## TASK DETAILS:
Out of the lines in this data, how many include "ricavi"? Give the number and nothing else.
== STORED DATA
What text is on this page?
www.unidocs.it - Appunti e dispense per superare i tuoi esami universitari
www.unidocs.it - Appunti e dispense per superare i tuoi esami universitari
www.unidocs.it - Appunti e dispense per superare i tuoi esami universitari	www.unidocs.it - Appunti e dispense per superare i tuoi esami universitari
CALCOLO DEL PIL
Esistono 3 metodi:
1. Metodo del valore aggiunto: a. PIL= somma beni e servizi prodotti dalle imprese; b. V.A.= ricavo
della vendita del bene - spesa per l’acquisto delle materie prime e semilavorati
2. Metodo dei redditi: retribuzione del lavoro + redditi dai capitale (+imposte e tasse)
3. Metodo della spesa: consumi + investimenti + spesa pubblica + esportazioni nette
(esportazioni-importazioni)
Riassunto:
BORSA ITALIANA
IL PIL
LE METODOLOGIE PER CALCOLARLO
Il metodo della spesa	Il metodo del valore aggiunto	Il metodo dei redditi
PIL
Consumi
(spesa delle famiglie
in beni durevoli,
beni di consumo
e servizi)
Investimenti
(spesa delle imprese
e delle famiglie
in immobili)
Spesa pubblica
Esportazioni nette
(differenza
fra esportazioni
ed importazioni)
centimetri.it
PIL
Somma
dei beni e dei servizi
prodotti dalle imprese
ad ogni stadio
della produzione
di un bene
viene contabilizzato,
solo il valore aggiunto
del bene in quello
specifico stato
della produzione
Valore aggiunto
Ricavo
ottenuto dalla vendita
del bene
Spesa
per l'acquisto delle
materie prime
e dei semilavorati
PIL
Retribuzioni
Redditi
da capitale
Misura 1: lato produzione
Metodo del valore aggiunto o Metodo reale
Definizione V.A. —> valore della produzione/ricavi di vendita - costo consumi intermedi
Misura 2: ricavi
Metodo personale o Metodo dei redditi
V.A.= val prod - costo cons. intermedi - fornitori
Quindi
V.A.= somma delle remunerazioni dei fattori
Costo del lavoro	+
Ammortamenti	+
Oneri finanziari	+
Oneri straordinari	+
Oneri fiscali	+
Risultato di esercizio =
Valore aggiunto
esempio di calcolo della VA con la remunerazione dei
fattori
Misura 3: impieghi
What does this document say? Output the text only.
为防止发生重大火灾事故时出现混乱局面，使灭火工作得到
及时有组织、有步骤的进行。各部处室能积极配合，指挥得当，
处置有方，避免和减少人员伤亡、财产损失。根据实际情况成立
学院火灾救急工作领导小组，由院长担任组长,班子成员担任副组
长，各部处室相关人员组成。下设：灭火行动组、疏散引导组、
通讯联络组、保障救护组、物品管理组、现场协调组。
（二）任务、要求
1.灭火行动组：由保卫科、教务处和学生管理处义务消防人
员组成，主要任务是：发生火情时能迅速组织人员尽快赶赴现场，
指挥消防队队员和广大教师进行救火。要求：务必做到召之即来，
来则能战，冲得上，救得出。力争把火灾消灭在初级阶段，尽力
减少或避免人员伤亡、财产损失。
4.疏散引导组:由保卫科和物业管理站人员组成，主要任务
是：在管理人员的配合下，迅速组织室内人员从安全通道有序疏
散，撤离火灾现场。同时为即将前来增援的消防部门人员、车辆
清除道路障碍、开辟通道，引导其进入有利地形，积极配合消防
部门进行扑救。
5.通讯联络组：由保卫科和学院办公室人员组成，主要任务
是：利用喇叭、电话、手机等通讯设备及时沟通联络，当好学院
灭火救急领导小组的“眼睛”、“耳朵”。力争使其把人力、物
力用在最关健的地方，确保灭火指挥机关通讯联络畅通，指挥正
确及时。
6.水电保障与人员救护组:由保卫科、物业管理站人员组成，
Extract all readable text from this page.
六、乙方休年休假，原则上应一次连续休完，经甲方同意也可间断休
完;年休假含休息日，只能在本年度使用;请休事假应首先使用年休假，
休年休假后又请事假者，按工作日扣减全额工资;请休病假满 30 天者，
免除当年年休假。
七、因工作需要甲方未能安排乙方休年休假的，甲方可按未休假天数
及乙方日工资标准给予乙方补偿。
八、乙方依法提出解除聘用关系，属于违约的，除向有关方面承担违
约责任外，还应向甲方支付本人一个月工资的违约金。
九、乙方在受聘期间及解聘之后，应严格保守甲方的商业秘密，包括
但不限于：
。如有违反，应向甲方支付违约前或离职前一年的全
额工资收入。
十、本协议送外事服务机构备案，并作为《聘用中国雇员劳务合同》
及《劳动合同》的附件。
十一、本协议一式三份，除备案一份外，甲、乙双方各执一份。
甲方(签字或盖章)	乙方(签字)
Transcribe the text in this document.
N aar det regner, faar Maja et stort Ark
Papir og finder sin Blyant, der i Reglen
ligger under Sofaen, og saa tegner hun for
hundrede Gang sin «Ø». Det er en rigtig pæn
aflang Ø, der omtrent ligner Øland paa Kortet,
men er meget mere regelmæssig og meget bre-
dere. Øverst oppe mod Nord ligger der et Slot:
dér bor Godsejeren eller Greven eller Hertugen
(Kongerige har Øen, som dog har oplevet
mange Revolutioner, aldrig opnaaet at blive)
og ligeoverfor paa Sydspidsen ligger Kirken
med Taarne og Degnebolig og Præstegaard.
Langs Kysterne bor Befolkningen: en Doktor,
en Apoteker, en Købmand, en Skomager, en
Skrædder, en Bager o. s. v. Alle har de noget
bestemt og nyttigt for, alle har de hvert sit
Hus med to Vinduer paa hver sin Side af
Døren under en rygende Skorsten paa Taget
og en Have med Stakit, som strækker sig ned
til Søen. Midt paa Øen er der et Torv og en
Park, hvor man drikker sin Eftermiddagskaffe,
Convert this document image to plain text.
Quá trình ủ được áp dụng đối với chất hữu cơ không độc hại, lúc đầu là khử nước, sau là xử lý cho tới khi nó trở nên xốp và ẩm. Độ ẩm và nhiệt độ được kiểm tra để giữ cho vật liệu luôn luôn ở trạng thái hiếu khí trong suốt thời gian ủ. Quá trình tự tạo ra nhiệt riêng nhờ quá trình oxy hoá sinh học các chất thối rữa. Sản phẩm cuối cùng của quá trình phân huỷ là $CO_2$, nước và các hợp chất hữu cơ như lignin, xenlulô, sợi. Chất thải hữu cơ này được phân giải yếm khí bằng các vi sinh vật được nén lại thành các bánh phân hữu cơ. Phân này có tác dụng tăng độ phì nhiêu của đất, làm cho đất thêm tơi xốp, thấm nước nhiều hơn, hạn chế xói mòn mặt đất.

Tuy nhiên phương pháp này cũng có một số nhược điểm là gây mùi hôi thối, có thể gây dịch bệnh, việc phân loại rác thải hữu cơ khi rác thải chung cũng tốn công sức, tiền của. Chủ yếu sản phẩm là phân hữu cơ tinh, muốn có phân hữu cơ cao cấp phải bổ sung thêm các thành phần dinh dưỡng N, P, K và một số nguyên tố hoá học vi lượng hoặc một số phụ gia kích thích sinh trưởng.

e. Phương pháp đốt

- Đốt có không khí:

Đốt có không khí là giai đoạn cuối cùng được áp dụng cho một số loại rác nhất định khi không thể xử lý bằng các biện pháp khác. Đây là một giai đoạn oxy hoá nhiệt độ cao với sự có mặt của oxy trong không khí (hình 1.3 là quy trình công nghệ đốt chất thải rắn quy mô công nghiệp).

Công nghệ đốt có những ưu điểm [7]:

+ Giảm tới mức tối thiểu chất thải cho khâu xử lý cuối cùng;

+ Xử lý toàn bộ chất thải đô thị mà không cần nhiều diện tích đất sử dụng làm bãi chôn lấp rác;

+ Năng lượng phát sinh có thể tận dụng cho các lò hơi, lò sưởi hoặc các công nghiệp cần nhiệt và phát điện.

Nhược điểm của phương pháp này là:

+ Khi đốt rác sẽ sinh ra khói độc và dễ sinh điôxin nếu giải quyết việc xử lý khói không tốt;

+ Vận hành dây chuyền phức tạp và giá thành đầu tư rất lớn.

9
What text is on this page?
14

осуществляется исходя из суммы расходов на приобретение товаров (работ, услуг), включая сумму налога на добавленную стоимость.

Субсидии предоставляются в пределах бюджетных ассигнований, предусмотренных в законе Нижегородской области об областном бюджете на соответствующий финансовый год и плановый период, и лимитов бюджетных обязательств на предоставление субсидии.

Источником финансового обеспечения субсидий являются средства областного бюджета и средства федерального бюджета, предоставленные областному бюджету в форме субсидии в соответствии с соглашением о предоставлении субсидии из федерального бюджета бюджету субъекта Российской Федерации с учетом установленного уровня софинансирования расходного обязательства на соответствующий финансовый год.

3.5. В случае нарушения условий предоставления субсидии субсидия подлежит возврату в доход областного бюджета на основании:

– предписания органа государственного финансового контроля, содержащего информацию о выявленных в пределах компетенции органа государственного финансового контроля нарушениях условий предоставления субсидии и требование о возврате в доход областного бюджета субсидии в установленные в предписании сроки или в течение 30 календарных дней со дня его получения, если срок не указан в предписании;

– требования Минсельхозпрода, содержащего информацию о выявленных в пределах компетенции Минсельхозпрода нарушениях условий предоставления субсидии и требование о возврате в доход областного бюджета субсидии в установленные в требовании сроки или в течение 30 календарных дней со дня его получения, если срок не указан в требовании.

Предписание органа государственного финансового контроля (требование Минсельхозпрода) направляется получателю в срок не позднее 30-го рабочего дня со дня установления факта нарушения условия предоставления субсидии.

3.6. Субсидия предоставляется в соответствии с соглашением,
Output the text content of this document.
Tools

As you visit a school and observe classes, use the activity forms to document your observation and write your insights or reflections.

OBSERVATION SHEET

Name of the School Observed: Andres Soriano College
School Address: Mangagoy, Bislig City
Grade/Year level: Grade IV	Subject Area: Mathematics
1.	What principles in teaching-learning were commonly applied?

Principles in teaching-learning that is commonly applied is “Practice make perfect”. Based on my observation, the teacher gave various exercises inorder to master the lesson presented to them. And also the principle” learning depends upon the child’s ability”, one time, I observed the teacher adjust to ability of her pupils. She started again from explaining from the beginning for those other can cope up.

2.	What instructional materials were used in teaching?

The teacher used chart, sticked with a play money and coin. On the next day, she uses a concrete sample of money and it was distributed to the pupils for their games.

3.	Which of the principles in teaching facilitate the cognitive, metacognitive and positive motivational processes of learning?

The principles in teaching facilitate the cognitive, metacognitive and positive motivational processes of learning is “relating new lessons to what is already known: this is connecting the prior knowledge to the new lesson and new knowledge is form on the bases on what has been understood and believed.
====
## RESULT FOR THIS TASK:
2